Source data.

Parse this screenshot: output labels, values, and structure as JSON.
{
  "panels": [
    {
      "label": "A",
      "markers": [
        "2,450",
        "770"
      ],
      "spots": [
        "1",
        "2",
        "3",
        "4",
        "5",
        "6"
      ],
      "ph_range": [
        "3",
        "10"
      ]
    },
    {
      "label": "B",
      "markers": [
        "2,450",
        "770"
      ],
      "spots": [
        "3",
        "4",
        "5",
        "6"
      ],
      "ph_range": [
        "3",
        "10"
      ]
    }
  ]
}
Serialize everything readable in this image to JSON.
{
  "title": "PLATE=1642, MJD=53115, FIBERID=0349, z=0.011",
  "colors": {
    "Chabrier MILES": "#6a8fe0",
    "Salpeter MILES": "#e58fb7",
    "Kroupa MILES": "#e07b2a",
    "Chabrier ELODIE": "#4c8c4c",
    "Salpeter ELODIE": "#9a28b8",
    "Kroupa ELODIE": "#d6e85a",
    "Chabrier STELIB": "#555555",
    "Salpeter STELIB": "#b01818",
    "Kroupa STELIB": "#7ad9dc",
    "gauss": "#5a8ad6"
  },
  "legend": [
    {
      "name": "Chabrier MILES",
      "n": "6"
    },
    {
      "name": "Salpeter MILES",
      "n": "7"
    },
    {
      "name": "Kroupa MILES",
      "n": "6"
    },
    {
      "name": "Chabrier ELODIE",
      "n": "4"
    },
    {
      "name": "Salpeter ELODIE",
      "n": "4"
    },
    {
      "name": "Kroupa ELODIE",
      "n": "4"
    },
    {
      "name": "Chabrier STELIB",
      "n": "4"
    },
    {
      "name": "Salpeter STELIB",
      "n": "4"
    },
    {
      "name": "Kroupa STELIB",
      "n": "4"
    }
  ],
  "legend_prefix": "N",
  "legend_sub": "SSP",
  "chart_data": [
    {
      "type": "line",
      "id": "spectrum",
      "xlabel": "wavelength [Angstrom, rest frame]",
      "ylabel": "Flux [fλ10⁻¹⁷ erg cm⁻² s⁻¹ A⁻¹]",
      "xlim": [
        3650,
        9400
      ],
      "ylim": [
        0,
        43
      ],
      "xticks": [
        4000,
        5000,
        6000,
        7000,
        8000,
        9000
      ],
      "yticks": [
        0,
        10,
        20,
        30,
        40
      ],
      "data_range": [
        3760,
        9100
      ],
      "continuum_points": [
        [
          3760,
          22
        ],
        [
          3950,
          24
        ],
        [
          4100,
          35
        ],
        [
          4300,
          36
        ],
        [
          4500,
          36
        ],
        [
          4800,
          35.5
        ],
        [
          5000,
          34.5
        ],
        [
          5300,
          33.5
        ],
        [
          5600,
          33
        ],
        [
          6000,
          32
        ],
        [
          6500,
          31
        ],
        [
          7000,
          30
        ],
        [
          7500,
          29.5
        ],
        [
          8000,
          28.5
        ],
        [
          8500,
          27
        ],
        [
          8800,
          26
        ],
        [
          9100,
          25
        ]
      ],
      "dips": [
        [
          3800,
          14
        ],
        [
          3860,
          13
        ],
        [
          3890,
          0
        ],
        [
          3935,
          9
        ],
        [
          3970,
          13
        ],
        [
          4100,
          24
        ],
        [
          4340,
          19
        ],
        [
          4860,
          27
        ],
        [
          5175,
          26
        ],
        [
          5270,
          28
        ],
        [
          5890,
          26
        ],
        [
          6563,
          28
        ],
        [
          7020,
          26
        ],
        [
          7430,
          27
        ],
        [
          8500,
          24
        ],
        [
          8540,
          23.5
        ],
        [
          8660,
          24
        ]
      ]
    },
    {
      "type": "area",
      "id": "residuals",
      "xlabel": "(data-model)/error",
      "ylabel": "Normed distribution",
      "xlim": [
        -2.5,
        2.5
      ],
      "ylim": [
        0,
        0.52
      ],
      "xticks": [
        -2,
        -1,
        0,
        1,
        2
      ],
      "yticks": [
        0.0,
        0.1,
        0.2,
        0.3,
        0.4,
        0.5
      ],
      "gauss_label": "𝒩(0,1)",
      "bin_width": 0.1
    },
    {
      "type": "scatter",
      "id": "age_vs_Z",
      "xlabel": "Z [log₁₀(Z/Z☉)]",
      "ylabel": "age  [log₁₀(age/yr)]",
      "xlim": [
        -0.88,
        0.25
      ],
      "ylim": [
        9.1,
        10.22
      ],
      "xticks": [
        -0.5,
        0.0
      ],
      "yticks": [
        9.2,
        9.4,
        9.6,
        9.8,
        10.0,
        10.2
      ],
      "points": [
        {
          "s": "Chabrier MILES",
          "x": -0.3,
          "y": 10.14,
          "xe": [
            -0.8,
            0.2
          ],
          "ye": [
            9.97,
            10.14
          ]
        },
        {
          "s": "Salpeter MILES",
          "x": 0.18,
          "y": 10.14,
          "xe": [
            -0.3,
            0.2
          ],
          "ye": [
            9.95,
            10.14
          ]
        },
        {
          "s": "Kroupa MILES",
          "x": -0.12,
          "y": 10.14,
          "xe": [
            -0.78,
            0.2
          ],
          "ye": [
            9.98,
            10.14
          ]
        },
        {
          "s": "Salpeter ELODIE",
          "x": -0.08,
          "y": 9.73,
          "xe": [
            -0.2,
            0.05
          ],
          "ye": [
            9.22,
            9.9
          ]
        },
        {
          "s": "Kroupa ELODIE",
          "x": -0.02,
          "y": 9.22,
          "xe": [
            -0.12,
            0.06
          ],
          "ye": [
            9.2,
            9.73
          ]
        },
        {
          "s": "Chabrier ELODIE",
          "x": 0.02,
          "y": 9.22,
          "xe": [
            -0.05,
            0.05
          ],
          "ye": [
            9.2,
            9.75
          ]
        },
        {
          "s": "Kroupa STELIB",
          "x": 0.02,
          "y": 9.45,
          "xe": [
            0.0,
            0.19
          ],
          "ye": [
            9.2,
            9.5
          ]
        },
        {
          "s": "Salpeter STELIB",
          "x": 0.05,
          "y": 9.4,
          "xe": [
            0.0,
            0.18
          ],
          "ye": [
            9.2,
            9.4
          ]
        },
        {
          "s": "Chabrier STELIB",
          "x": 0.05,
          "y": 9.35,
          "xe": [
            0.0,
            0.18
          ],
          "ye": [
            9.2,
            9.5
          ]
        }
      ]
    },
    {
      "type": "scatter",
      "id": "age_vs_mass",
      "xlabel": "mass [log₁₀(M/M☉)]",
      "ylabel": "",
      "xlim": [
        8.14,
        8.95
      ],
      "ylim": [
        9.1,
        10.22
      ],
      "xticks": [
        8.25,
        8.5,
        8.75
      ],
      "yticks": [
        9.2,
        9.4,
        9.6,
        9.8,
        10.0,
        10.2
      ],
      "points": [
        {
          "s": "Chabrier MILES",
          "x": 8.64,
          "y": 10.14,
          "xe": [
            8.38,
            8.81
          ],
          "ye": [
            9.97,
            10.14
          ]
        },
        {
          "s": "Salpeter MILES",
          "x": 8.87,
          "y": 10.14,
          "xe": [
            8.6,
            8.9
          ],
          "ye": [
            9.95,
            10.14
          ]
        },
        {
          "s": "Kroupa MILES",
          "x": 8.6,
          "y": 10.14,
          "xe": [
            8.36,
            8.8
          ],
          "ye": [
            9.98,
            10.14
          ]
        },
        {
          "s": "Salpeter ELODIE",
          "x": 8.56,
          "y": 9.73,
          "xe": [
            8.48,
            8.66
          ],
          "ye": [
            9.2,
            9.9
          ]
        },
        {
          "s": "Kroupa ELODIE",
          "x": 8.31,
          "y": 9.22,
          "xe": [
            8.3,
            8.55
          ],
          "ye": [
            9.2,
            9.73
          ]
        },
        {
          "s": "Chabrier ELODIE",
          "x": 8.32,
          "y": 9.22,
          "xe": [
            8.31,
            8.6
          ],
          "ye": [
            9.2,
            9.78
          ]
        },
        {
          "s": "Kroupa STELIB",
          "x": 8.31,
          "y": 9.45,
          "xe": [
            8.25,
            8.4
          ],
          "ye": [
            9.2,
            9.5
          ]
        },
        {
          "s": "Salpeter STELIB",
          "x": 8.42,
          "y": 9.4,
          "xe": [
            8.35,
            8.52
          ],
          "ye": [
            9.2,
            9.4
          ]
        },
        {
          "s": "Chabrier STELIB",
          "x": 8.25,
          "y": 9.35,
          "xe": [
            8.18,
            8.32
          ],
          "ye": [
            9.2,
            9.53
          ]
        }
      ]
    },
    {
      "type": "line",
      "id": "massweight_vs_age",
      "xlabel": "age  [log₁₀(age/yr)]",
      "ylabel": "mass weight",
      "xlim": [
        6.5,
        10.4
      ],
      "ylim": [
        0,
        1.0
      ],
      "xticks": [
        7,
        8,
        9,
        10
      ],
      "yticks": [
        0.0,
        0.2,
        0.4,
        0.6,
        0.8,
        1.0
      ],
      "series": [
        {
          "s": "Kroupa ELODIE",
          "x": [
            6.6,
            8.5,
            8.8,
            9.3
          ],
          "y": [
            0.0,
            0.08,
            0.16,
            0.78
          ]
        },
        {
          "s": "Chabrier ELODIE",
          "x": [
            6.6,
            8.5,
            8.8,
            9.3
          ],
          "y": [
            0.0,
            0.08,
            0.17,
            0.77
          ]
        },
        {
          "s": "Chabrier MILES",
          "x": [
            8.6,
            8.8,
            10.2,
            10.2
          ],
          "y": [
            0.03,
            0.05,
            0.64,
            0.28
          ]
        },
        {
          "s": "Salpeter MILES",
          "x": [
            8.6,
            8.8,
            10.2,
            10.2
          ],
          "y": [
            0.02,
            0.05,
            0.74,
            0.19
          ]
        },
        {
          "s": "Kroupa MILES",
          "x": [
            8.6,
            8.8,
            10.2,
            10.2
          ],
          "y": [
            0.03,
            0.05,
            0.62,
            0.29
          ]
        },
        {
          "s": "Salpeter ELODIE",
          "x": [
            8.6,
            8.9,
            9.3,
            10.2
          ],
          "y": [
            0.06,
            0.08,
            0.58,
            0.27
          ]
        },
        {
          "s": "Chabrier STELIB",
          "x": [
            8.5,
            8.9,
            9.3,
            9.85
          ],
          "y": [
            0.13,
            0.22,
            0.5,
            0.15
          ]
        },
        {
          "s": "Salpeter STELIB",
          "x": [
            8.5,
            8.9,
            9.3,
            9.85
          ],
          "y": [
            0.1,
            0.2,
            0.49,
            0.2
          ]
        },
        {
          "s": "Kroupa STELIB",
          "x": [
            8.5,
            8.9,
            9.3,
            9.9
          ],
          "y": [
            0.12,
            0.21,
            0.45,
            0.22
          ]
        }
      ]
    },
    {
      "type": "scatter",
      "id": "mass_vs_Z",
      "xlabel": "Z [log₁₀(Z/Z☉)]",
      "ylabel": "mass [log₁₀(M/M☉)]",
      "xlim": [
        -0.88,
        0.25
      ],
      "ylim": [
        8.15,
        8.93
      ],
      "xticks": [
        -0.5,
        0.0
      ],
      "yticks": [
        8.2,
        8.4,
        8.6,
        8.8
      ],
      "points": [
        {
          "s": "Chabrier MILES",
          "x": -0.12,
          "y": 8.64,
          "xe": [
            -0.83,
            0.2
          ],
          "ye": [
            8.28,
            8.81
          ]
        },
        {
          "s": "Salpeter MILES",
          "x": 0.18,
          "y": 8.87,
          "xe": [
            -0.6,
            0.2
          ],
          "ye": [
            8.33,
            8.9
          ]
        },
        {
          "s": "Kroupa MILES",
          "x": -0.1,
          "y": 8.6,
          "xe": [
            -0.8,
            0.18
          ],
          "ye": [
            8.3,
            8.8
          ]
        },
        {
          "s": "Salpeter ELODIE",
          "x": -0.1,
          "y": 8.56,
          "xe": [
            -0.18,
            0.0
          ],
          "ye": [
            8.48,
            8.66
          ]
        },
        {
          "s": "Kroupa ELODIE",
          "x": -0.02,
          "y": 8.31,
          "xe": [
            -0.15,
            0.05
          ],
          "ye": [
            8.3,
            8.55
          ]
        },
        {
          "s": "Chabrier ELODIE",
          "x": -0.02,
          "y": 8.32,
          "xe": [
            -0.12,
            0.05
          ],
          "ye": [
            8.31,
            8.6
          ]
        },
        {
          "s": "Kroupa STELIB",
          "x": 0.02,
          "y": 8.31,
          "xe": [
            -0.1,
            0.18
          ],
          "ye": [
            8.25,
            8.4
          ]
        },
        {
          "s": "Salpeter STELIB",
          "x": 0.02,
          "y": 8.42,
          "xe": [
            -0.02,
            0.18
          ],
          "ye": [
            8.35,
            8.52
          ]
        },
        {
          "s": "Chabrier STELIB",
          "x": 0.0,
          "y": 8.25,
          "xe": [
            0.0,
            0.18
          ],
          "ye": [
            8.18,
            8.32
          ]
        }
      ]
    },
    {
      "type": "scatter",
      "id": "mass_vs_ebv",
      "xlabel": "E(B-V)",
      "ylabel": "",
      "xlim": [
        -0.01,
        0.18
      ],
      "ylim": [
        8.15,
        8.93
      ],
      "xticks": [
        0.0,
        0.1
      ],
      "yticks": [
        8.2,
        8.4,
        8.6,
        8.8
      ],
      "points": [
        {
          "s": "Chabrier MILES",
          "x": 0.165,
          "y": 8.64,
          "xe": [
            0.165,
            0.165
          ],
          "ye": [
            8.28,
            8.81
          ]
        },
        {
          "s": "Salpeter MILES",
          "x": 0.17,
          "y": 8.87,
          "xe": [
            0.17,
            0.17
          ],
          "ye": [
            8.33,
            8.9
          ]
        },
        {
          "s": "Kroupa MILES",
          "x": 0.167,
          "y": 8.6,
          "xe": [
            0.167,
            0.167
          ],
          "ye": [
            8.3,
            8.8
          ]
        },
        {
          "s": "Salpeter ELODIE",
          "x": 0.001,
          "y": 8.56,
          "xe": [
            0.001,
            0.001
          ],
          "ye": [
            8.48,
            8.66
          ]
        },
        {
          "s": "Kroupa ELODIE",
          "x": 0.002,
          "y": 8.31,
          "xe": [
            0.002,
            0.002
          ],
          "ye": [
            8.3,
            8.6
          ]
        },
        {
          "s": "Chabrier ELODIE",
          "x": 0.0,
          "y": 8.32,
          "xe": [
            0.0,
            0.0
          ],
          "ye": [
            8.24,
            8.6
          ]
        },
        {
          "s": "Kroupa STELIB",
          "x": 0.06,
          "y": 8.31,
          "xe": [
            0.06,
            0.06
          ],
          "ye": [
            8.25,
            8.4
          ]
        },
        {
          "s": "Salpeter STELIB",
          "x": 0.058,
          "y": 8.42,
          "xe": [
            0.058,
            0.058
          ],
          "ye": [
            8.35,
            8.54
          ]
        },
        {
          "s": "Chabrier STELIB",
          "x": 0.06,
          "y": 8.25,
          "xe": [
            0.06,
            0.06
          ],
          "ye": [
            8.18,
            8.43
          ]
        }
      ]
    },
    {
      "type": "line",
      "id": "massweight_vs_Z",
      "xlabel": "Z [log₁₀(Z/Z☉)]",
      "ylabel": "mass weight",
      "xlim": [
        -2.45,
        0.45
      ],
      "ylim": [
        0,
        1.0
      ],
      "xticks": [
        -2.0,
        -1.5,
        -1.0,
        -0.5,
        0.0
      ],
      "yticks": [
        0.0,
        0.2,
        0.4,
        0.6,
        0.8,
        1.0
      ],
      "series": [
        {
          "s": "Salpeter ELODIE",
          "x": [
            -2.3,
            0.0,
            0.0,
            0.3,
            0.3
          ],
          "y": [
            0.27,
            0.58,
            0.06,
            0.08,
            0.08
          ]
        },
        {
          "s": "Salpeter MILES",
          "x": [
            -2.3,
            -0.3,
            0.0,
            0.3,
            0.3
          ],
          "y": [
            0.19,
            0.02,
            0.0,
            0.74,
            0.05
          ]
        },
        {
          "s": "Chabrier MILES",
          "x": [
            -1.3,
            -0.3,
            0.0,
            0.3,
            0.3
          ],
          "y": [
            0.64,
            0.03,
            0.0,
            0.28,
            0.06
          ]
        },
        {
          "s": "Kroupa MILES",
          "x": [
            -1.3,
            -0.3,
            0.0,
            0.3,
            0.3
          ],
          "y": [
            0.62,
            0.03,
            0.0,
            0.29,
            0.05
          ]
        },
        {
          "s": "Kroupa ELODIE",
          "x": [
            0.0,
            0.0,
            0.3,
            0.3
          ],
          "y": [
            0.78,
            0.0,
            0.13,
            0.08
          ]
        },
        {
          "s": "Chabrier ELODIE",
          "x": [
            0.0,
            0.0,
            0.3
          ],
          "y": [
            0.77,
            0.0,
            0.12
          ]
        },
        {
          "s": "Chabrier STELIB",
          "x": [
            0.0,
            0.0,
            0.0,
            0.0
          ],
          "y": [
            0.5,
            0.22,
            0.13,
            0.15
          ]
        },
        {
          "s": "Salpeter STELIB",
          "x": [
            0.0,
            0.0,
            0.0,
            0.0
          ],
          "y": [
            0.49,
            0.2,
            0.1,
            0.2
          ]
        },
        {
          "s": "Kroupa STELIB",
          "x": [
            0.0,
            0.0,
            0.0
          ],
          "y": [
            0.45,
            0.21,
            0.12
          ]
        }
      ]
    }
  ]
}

Direction. Return only the number of lines in the entries that contain the string "xlabel".

Answer for the task. 8